== TO DO ==
Count how many lines mention the word "salió". Write that number alone.
━━━━━ LISTED ENTRIES
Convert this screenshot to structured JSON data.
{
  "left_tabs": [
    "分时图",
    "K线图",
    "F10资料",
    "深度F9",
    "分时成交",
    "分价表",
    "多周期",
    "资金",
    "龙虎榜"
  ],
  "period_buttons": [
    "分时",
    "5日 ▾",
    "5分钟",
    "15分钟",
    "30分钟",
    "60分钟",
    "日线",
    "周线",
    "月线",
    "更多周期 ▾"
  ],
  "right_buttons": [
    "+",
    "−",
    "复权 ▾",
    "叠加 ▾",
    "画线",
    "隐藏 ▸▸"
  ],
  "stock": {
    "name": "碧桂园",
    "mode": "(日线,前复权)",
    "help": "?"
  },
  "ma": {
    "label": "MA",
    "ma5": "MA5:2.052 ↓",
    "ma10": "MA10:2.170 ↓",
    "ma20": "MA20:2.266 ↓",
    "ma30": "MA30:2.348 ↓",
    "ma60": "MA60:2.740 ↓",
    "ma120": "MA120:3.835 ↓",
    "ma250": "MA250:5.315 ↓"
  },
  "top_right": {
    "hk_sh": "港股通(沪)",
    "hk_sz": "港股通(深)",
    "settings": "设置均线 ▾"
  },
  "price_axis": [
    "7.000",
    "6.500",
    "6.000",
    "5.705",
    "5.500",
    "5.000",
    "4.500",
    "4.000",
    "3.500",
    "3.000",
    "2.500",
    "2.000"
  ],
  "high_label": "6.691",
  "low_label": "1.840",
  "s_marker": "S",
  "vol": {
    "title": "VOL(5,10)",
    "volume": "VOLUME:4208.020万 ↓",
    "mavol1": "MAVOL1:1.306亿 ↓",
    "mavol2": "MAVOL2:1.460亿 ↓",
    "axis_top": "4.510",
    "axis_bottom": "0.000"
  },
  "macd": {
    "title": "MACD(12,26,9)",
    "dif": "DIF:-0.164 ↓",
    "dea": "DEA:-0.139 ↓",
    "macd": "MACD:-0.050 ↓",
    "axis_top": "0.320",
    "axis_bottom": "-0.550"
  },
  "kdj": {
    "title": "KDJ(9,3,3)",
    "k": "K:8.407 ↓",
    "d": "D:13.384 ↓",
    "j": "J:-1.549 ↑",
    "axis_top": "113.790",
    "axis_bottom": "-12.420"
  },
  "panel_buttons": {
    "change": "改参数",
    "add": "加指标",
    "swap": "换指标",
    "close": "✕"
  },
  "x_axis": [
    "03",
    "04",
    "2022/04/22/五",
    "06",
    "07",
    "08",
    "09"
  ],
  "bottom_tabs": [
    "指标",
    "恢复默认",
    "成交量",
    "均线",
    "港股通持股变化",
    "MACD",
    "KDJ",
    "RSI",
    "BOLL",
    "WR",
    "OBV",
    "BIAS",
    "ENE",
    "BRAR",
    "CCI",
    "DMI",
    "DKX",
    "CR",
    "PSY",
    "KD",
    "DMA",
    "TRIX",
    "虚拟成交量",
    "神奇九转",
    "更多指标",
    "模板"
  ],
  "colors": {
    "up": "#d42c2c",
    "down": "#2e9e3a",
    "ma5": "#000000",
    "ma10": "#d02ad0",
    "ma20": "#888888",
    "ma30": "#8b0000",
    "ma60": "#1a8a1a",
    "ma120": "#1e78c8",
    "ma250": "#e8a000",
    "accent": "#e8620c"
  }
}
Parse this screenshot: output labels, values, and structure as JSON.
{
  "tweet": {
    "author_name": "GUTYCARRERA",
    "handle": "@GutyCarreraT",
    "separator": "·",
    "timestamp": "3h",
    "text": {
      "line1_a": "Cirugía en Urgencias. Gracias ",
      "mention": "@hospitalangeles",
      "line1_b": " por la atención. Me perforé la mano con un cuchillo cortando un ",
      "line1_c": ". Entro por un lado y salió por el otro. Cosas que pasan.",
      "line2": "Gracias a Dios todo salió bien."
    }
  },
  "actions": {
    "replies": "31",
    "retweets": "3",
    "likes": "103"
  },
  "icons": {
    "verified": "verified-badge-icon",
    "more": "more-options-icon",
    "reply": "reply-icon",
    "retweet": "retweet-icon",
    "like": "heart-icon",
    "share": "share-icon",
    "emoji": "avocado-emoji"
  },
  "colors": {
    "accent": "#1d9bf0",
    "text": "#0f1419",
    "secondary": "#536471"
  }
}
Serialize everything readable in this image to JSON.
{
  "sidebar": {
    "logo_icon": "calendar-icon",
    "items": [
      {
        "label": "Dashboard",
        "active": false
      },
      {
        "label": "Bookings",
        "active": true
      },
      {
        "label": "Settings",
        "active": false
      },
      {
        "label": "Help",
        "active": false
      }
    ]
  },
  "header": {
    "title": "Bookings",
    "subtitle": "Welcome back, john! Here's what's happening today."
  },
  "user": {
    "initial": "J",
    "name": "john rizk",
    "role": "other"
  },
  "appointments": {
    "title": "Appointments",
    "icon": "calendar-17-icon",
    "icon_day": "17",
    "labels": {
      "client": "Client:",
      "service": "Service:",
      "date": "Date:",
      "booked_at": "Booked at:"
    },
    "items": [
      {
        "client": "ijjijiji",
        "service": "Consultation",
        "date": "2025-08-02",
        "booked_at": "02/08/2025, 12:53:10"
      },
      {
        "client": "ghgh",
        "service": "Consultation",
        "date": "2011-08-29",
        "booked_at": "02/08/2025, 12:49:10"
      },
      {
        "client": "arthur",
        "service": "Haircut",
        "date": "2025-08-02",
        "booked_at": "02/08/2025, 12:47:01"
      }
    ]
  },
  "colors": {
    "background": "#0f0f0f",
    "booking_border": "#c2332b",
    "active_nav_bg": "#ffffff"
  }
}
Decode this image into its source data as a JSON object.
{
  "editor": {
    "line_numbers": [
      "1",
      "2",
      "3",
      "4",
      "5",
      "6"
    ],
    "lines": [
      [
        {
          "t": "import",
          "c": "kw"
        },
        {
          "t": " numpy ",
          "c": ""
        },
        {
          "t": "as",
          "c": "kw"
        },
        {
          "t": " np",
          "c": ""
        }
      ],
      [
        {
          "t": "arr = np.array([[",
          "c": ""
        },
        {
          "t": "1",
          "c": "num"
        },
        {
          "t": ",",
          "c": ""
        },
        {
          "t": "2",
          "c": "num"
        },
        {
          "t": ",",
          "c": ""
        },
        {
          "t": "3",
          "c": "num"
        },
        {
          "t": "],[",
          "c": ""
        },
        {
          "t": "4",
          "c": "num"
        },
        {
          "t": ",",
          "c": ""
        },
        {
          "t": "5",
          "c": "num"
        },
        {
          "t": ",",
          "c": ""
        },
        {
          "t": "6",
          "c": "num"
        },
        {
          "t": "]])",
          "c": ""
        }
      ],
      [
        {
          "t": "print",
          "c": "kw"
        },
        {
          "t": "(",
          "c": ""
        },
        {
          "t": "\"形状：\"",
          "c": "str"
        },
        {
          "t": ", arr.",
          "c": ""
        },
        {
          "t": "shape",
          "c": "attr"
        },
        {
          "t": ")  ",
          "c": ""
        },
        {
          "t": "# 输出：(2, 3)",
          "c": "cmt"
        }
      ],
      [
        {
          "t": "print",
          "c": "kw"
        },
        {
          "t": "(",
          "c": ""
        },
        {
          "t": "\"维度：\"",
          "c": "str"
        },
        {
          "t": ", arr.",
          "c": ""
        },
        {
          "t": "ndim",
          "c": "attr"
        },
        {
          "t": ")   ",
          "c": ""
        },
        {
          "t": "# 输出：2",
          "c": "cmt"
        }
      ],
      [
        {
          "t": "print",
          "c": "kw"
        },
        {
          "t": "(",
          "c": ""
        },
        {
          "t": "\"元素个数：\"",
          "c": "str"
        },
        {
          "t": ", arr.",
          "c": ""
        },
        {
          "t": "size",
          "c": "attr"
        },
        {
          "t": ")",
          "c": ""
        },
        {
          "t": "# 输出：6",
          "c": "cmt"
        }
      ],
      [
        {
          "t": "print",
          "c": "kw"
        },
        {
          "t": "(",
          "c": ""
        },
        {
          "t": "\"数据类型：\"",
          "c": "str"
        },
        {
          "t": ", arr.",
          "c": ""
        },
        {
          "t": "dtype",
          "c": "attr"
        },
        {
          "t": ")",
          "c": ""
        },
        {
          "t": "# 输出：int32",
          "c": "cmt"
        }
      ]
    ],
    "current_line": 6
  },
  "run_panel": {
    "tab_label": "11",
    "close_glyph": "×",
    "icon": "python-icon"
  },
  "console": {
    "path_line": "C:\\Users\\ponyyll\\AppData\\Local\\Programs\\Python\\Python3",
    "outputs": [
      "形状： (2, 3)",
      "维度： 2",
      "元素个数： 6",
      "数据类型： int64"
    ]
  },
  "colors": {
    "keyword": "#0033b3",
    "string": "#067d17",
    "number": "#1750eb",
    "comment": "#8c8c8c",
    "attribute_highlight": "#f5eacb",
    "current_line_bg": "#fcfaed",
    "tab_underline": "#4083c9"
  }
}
━━━━━━━━━━
== COMPLETE OUTPUT ==
2